EXERCISE PASSAGE Start Marker

Training of an object detection model requires A LOT of resources ⛽ in terms of compute (several hundreds of GPU hours) which may have more than million parameters with the labeled data. Therefore, the awesome team at ML.NET had to come with an option that should work fine for everyone. So, what they did is, instead of using the power of your machines, they gave you an ability to train your model using Azure ML, right from the Visual Studio experience!
But How…?
So for that, you first need to install the new Model Builder (Preview) extension from Visual Studio Marketplace. Once it’s downloaded, you just need to create a .NET Core (Console) app. Right click the project, go to Add and Click Machine Learning.
Once you’re there, you need to choose Object Detection scenario where you will be asked to setup your Azure Machine Learning workspace. Please note that you must have an Enterprise workspace. Basic did not work for me so I had to upgrade.
You can always create the Workspace, Compute and Experiment directly from Visual Studio experience and I can tell you that it has no issues at all. Once you’re done with creation, click on *Create* (it won’t create if it’s the experiment is already there, so don’t worry).
It’s all about your Data
Next step is to add Data. You will be asked to add a JSON file with the image labeling. Before you wonder what’s that and how will you get that, just take a deep breath 💡
Microsoft Commercial Software Engineering team has done a GREAT job 💪 in building a tool that’d help you label your images with an easy effort. That tool is known as Visual Object Tagging Tool (VoTT). In this post, I am going to keep my scope very limited to Object Detection scenario so I will request you to go through this doc and hopefully you will be able to get enough knowledge to label your images. In case you find any issues, don’t forget to connect with me on Twitter or comment here with your specific question and I’ll be more than happy to help you!

EXERCISE PASSAGE End Marker
DATASET EXCERPTS Start Marker

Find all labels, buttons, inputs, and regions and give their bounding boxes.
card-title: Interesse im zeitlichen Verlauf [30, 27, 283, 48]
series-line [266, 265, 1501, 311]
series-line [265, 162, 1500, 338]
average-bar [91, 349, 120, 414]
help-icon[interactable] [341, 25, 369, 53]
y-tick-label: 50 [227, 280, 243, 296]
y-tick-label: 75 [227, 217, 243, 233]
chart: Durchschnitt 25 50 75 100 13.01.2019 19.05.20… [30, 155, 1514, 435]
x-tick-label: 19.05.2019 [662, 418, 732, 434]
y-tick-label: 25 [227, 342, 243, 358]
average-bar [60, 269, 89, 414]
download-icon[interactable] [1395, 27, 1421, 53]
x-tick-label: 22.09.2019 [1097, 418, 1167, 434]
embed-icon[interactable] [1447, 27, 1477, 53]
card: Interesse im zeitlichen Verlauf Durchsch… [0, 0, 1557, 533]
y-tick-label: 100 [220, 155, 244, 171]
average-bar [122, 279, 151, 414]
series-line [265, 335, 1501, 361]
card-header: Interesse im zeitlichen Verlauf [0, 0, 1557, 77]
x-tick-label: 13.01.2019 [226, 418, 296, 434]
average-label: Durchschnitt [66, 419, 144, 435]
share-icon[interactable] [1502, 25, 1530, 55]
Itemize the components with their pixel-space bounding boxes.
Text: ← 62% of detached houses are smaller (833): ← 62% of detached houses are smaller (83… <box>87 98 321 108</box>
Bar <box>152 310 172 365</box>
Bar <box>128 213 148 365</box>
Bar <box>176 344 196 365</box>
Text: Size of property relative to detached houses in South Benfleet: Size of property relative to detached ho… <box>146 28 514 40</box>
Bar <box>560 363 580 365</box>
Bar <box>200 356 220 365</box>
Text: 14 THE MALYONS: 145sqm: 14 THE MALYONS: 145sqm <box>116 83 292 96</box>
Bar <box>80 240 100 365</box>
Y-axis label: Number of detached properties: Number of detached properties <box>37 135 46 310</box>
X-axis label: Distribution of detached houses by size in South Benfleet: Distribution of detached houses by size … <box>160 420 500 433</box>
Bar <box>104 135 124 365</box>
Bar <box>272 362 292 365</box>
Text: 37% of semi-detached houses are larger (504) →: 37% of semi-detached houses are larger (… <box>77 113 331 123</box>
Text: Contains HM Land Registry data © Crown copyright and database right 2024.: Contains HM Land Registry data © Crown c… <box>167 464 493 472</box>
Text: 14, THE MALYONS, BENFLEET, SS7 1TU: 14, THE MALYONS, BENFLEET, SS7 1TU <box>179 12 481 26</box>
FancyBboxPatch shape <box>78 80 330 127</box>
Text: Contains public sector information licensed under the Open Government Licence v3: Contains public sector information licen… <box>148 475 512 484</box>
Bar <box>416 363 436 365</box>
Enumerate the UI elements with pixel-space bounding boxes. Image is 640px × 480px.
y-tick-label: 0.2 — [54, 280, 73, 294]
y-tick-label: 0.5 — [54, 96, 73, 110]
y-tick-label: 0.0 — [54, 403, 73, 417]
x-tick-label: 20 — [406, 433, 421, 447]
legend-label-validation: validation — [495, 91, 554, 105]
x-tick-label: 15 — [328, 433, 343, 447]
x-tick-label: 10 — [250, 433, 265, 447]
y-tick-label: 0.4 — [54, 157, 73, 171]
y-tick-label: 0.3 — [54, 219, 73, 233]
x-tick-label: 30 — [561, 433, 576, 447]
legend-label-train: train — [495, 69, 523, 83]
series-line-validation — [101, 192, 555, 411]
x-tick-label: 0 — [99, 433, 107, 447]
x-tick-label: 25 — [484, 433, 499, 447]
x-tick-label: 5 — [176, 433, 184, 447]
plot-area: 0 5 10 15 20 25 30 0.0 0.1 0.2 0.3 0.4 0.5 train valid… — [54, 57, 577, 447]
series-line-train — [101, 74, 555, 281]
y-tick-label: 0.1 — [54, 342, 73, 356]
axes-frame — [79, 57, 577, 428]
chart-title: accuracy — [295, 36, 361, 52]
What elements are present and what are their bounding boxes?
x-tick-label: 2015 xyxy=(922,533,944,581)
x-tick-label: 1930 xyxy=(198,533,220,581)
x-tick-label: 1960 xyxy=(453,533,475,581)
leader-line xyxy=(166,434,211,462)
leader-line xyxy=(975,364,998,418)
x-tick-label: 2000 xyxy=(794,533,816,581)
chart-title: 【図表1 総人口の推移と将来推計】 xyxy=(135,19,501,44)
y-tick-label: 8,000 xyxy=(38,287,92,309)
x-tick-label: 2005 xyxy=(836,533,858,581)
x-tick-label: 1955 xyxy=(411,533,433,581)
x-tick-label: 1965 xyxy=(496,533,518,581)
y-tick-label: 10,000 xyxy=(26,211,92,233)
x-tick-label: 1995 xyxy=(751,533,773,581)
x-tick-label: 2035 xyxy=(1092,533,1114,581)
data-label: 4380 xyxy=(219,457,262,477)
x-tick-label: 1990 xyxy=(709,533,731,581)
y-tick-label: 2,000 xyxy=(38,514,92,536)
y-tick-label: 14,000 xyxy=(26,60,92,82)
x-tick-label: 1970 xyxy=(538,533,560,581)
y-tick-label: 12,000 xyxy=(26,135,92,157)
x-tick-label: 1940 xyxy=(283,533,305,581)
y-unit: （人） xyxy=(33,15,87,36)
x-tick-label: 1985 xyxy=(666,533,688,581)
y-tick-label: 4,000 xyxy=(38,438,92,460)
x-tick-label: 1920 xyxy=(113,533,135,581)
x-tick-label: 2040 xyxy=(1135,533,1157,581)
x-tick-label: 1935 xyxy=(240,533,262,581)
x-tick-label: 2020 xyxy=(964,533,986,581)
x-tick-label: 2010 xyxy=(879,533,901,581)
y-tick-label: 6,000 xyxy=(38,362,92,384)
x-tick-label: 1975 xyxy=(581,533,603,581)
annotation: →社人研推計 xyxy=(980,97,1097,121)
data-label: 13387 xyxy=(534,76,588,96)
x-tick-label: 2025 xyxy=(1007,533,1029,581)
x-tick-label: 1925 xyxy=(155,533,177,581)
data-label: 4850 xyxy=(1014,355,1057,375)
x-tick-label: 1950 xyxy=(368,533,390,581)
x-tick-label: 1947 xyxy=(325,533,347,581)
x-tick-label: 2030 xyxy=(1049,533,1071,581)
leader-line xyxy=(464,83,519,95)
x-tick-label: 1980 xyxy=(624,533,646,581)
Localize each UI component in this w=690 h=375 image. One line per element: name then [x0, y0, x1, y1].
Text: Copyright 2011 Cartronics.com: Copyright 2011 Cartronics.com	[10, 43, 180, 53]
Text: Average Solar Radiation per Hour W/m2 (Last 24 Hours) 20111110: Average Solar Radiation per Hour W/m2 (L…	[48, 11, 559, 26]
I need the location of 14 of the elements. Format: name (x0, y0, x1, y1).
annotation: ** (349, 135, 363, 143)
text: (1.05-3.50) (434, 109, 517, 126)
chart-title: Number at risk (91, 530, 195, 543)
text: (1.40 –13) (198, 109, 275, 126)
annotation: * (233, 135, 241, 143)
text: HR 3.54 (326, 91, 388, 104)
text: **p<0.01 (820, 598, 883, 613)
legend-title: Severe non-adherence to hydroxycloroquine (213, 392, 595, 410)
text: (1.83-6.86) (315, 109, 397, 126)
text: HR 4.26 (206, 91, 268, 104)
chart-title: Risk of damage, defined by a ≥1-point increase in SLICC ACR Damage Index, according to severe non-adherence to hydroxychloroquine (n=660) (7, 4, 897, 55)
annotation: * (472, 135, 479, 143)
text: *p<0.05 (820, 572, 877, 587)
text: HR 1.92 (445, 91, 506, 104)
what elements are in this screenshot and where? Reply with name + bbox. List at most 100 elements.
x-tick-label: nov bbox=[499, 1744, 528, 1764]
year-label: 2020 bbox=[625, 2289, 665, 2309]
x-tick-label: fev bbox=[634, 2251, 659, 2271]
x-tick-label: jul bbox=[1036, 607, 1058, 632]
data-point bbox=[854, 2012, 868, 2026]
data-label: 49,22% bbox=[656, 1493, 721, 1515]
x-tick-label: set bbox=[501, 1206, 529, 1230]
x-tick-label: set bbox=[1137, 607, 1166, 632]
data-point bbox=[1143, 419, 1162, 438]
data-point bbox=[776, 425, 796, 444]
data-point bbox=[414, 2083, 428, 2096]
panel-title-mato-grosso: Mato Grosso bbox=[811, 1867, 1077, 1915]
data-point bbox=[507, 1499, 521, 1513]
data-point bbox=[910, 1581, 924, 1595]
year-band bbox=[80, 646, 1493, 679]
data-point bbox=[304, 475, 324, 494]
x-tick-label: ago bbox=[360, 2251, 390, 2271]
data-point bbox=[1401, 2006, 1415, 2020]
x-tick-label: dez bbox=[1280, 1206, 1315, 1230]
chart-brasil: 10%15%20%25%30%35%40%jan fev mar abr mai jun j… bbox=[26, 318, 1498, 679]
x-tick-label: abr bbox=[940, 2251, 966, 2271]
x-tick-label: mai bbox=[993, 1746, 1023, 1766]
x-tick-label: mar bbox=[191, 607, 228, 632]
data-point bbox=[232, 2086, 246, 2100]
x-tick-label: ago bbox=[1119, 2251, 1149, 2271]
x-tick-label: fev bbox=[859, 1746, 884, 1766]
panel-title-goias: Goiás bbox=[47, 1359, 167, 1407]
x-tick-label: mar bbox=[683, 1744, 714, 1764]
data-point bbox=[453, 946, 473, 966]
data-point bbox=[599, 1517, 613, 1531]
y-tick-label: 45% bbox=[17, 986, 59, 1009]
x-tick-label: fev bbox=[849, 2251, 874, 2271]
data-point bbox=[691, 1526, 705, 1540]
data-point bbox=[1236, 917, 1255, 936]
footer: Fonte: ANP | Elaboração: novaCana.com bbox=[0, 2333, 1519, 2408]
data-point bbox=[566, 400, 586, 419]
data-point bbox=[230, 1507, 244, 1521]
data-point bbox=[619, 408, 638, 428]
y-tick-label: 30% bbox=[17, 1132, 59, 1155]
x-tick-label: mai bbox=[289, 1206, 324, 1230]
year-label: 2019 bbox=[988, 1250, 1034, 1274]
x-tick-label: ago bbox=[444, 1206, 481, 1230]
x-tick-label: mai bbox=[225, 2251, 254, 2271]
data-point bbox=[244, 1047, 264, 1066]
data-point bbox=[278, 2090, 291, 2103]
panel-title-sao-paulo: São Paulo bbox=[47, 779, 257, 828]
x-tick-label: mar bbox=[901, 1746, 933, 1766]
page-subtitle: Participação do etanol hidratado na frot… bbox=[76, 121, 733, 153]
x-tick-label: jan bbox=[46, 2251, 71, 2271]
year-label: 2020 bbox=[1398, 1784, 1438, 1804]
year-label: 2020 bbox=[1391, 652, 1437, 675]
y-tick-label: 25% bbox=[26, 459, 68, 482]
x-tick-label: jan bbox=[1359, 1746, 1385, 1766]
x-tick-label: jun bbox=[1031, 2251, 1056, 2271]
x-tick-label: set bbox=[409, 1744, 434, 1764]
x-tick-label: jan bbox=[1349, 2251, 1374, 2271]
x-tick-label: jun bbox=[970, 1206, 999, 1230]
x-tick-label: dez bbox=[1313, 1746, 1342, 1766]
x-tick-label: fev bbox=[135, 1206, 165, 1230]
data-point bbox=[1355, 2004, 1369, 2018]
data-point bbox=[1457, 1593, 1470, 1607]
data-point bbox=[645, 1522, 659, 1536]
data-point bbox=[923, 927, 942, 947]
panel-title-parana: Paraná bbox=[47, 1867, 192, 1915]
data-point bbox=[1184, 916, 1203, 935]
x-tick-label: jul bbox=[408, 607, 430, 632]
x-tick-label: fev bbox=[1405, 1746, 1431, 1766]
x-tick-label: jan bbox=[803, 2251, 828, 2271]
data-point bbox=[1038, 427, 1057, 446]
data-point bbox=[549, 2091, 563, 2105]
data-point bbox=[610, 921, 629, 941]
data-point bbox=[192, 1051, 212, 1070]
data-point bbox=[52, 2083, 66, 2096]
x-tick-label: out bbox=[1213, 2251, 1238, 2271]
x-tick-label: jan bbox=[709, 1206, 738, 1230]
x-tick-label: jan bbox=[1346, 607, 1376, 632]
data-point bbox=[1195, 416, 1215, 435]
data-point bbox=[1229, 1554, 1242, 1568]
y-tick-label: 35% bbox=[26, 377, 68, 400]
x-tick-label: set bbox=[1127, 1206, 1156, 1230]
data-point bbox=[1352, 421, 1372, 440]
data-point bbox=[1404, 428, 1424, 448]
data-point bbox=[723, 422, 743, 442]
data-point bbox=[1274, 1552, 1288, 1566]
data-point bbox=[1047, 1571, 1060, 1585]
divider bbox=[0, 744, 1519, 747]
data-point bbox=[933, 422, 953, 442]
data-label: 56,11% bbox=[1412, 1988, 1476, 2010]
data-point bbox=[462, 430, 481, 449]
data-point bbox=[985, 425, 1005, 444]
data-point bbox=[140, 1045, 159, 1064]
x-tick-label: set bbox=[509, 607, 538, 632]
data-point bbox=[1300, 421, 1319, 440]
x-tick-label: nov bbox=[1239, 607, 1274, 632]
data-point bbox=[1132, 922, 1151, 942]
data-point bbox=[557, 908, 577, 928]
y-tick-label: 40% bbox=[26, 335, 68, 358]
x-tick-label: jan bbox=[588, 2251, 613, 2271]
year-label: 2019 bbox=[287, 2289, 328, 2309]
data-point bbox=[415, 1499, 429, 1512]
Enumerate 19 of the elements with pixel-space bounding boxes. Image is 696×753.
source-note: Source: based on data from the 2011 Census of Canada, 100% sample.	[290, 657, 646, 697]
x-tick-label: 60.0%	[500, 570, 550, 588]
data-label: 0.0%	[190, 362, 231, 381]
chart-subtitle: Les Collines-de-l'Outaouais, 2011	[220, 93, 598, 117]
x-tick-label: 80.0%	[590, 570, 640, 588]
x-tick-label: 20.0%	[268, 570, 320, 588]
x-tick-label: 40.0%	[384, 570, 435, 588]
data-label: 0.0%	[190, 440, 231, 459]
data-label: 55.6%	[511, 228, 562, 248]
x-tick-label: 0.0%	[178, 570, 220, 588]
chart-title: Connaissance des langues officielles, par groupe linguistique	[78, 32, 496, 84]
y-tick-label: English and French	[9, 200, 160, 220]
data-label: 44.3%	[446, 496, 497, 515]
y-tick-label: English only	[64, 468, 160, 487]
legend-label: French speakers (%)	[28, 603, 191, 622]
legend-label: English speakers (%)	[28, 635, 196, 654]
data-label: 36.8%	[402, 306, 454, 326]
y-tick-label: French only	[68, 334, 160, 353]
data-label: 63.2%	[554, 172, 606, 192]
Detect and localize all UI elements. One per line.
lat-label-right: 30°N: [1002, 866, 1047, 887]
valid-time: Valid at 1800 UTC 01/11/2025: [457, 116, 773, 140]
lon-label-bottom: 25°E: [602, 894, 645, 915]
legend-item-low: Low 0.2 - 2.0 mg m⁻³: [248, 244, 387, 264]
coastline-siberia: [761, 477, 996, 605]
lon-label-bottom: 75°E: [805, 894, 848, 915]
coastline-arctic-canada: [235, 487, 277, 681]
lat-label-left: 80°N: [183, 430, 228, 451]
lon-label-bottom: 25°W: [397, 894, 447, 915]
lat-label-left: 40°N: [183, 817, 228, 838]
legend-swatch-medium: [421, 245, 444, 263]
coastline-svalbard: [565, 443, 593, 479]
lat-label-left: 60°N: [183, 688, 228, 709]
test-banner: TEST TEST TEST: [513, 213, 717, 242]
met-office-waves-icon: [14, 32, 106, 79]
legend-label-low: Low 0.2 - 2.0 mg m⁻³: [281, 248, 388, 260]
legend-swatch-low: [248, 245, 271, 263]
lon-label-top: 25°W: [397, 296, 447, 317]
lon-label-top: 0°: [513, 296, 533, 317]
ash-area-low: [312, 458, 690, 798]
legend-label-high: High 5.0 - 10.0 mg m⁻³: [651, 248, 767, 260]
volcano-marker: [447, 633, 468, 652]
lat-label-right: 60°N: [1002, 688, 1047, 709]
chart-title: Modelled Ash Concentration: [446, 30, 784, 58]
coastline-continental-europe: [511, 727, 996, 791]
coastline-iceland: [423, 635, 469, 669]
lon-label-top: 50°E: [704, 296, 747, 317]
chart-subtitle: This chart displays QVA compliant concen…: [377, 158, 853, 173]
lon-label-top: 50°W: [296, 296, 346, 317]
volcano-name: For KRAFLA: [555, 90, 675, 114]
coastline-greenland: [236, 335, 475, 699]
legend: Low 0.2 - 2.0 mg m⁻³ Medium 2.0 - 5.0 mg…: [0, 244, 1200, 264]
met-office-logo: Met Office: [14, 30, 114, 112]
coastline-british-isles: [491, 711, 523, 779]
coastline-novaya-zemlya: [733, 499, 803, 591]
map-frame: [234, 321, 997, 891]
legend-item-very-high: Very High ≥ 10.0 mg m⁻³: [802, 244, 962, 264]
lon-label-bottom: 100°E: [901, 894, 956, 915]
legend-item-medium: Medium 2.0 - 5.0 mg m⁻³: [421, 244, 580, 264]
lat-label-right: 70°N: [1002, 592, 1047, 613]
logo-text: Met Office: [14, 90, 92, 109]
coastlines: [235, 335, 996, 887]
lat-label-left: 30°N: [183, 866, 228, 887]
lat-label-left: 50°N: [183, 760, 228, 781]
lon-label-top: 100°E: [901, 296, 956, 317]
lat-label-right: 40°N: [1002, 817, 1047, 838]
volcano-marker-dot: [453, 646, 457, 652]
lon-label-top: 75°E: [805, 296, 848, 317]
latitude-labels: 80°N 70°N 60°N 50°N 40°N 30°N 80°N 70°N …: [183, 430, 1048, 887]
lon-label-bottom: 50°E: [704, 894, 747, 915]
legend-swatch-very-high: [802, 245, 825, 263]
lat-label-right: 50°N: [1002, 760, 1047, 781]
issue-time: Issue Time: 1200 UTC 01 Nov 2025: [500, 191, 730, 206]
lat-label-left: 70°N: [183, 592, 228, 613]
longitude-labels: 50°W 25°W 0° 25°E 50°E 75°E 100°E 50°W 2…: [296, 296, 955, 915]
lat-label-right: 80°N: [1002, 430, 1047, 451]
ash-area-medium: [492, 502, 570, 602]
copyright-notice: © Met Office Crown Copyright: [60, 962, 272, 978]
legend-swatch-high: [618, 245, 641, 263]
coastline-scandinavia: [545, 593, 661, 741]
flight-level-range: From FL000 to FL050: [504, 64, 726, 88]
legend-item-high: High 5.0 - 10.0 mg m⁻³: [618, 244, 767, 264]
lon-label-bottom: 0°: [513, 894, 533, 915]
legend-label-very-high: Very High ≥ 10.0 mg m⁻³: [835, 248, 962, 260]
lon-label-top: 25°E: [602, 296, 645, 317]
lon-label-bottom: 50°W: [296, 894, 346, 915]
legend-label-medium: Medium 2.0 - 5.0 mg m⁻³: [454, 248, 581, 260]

DATASET EXCERPTS End Marker

> TASKS FOR THIS EXERCISE
**a)** Duplicate the Model Builder passage starting with "Once you’re there, you" and going on through "so don’t worry).".
**b)** According to the Model Builder passage, what type of Azure Machine Learning workspace is required for the Object Detection scenario?

> LIST OF SOLUTIONS
**a)**
Once you’re there, you need to choose Object Detection scenario where you will be asked to setup your Azure Machine Learning workspace. Please note that you must have an Enterprise workspace. Basic did not work for me so I had to upgrade.
You can always create the Workspace, Compute and Experiment directly from Visual Studio experience and I can tell you that it has no issues at all. Once you’re done with creation, click on *Create* (it won’t create if it’s the experiment is already there, so don’t worry).

**b)** An Enterprise workspace.